----- DATA SUPPLIED

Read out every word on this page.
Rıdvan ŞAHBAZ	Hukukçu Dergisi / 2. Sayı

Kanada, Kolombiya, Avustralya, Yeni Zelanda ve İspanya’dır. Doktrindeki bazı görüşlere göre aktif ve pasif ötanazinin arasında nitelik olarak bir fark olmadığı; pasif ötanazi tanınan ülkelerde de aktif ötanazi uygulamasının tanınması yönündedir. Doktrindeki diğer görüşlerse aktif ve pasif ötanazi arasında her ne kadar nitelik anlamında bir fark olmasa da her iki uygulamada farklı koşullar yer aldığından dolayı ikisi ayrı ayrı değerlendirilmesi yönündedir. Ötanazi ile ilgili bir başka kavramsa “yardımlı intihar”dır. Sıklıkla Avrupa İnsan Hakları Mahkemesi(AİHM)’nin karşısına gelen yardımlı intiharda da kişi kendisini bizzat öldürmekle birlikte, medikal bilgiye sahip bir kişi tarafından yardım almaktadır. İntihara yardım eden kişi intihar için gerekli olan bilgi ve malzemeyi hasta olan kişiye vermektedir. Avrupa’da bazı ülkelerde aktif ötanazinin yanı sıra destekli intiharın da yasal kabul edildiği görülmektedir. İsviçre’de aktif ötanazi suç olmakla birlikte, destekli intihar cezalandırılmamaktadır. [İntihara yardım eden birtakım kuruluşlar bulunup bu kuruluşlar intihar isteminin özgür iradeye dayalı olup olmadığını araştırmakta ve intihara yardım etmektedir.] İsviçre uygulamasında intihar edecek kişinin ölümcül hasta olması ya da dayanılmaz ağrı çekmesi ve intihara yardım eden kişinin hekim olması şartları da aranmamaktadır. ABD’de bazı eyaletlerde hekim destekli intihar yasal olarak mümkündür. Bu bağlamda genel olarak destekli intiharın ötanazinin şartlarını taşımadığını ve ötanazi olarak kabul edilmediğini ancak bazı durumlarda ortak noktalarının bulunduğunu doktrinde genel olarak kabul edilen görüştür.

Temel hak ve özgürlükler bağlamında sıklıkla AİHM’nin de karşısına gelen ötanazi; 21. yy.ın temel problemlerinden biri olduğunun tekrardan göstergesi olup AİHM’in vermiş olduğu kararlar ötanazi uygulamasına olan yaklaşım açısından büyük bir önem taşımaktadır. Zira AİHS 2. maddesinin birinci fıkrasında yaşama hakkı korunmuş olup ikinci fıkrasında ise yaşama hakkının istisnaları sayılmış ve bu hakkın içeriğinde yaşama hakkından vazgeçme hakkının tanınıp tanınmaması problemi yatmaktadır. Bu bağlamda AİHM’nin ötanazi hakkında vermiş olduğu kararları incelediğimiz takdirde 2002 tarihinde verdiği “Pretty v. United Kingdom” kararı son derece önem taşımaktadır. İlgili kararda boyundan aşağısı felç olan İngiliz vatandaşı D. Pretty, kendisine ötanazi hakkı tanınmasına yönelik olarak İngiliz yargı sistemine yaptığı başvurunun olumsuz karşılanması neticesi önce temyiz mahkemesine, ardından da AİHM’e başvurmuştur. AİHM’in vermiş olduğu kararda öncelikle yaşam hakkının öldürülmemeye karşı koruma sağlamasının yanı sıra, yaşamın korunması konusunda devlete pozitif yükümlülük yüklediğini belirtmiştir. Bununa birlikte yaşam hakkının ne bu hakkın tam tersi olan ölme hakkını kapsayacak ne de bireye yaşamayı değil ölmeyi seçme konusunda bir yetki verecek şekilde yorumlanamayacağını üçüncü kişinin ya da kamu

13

----------

Above are some records; extract every one of them exactly.

Read out every word on this page.
Rıdvan ŞAHBAZ	Hukukçu Dergisi / 2. Sayı

Kanada, Kolombiya, Avustralya, Yeni Zelanda ve İspanya’dır. Doktrindeki bazı görüşlere göre aktif ve pasif ötanazinin arasında nitelik olarak bir fark olmadığı; pasif ötanazi tanınan ülkelerde de aktif ötanazi uygulamasının tanınması yönündedir. Doktrindeki diğer görüşlerse aktif ve pasif ötanazi arasında her ne kadar nitelik anlamında bir fark olmasa da her iki uygulamada farklı koşullar yer aldığından dolayı ikisi ayrı ayrı değerlendirilmesi yönündedir. Ötanazi ile ilgili bir başka kavramsa “yardımlı intihar”dır. Sıklıkla Avrupa İnsan Hakları Mahkemesi(AİHM)’nin karşısına gelen yardımlı intiharda da kişi kendisini bizzat öldürmekle birlikte, medikal bilgiye sahip bir kişi tarafından yardım almaktadır. İntihara yardım eden kişi intihar için gerekli olan bilgi ve malzemeyi hasta olan kişiye vermektedir. Avrupa’da bazı ülkelerde aktif ötanazinin yanı sıra destekli intiharın da yasal kabul edildiği görülmektedir. İsviçre’de aktif ötanazi suç olmakla birlikte, destekli intihar cezalandırılmamaktadır. [İntihara yardım eden birtakım kuruluşlar bulunup bu kuruluşlar intihar isteminin özgür iradeye dayalı olup olmadığını araştırmakta ve intihara yardım etmektedir.] İsviçre uygulamasında intihar edecek kişinin ölümcül hasta olması ya da dayanılmaz ağrı çekmesi ve intihara yardım eden kişinin hekim olması şartları da aranmamaktadır. ABD’de bazı eyaletlerde hekim destekli intihar yasal olarak mümkündür. Bu bağlamda genel olarak destekli intiharın ötanazinin şartlarını taşımadığını ve ötanazi olarak kabul edilmediğini ancak bazı durumlarda ortak noktalarının bulunduğunu doktrinde genel olarak kabul edilen görüştür.

Temel hak ve özgürlükler bağlamında sıklıkla AİHM’nin de karşısına gelen ötanazi; 21. yy.ın temel problemlerinden biri olduğunun tekrardan göstergesi olup AİHM’in vermiş olduğu kararlar ötanazi uygulamasına olan yaklaşım açısından büyük bir önem taşımaktadır. Zira AİHS 2. maddesinin birinci fıkrasında yaşama hakkı korunmuş olup ikinci fıkrasında ise yaşama hakkının istisnaları sayılmış ve bu hakkın içeriğinde yaşama hakkından vazgeçme hakkının tanınıp tanınmaması problemi yatmaktadır. Bu bağlamda AİHM’nin ötanazi hakkında vermiş olduğu kararları incelediğimiz takdirde 2002 tarihinde verdiği “Pretty v. United Kingdom” kararı son derece önem taşımaktadır. İlgili kararda boyundan aşağısı felç olan İngiliz vatandaşı D. Pretty, kendisine ötanazi hakkı tanınmasına yönelik olarak İngiliz yargı sistemine yaptığı başvurunun olumsuz karşılanması neticesi önce temyiz mahkemesine, ardından da AİHM’e başvurmuştur. AİHM’in vermiş olduğu kararda öncelikle yaşam hakkının öldürülmemeye karşı koruma sağlamasının yanı sıra, yaşamın korunması konusunda devlete pozitif yükümlülük yüklediğini belirtmiştir. Bununa birlikte yaşam hakkının ne bu hakkın tam tersi olan ölme hakkını kapsayacak ne de bireye yaşamayı değil ölmeyi seçme konusunda bir yetki verecek şekilde yorumlanamayacağını üçüncü kişinin ya da kamu

13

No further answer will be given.